Data excerpts
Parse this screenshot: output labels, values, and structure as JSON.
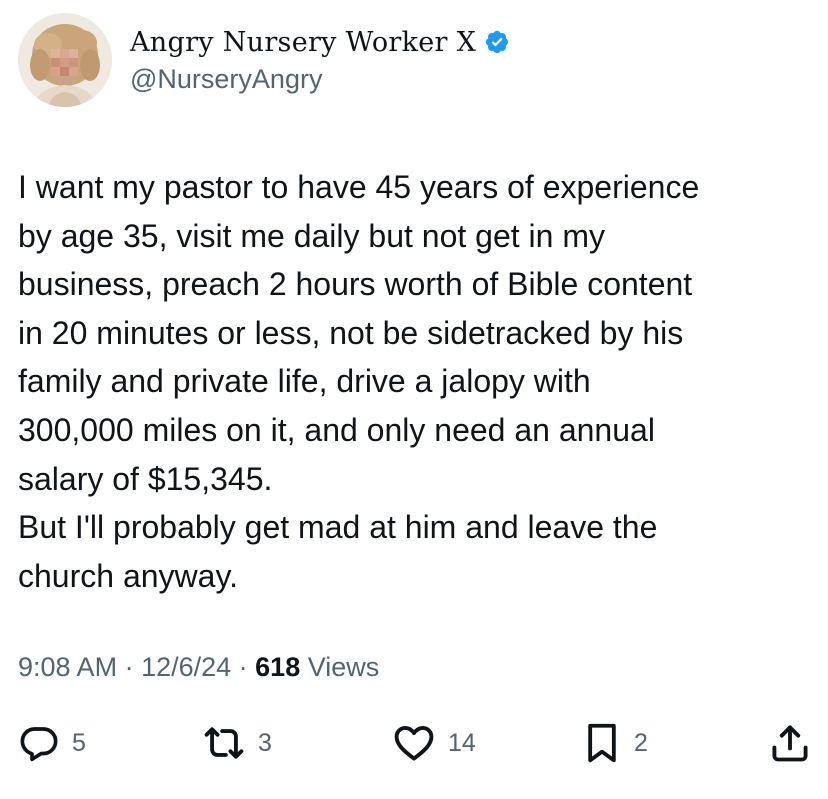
{
  "author": {
    "display_name": "Angry Nursery Worker X",
    "handle": "@NurseryAngry",
    "verified": true
  },
  "tweet": {
    "text": "I want my pastor to have 45 years of experience\nby age 35, visit me daily but not get in my\nbusiness, preach 2 hours worth of Bible content\nin 20 minutes or less, not be sidetracked by his\nfamily and private life, drive a jalopy with\n300,000 miles on it, and only need an annual\nsalary of $15,345.\nBut I'll probably get mad at him and leave the\nchurch anyway."
  },
  "meta": {
    "time": "9:08 AM",
    "separator": " · ",
    "date": "12/6/24",
    "views_count": "618",
    "views_label": " Views"
  },
  "actions": {
    "replies": "5",
    "reposts": "3",
    "likes": "14",
    "bookmarks": "2"
  },
  "colors": {
    "text": "#0f1419",
    "secondary": "#536471",
    "verified": "#1d9bf0"
  },
  "icons": {
    "avatar": "avatar-image",
    "verified": "verified-badge-icon",
    "reply": "reply-icon",
    "repost": "repost-icon",
    "like": "heart-icon",
    "bookmark": "bookmark-icon",
    "share": "share-icon"
  }
}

» **WHAT THE EXERCISE ASKS**: Give only the count of lines in which the string "verified" appears.

» **FINAL ANSWER**: 3